(Recorded data)
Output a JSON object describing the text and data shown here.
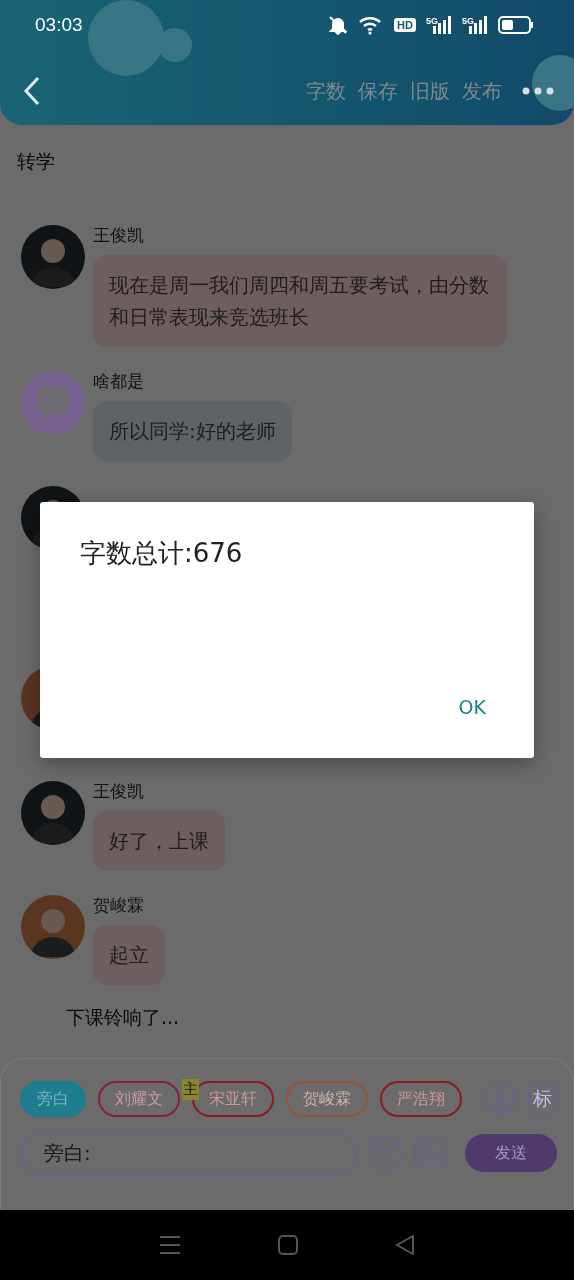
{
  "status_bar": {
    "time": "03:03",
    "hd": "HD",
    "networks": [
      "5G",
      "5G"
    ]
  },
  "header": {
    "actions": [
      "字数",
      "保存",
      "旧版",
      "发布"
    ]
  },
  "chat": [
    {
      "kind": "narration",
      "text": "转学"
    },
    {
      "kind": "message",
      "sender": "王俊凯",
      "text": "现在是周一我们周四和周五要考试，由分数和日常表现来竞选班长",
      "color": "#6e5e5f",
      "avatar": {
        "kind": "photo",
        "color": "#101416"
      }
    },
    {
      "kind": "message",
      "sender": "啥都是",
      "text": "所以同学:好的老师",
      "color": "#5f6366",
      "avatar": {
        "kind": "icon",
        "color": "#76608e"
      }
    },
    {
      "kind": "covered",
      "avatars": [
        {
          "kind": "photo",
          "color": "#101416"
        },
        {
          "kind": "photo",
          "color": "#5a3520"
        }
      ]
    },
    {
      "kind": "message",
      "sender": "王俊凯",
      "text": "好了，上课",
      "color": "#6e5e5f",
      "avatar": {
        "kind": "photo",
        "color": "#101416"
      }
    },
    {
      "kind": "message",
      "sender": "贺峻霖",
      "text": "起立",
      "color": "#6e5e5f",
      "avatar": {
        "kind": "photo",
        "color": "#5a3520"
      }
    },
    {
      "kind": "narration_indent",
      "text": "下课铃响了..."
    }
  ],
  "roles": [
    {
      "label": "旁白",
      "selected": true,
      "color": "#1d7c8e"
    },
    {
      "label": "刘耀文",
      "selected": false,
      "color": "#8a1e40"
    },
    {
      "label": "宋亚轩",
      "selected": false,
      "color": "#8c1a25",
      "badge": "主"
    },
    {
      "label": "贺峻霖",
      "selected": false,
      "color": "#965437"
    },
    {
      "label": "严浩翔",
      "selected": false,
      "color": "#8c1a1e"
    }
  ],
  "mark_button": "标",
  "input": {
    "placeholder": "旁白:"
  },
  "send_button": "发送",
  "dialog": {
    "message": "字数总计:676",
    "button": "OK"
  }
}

**Challenge:**
List each line of the records that holds the string "label".

**Response:**
      "label": "旁白",
      "label": "刘耀文",
      "label": "宋亚轩",
      "label": "贺峻霖",
      "label": "严浩翔",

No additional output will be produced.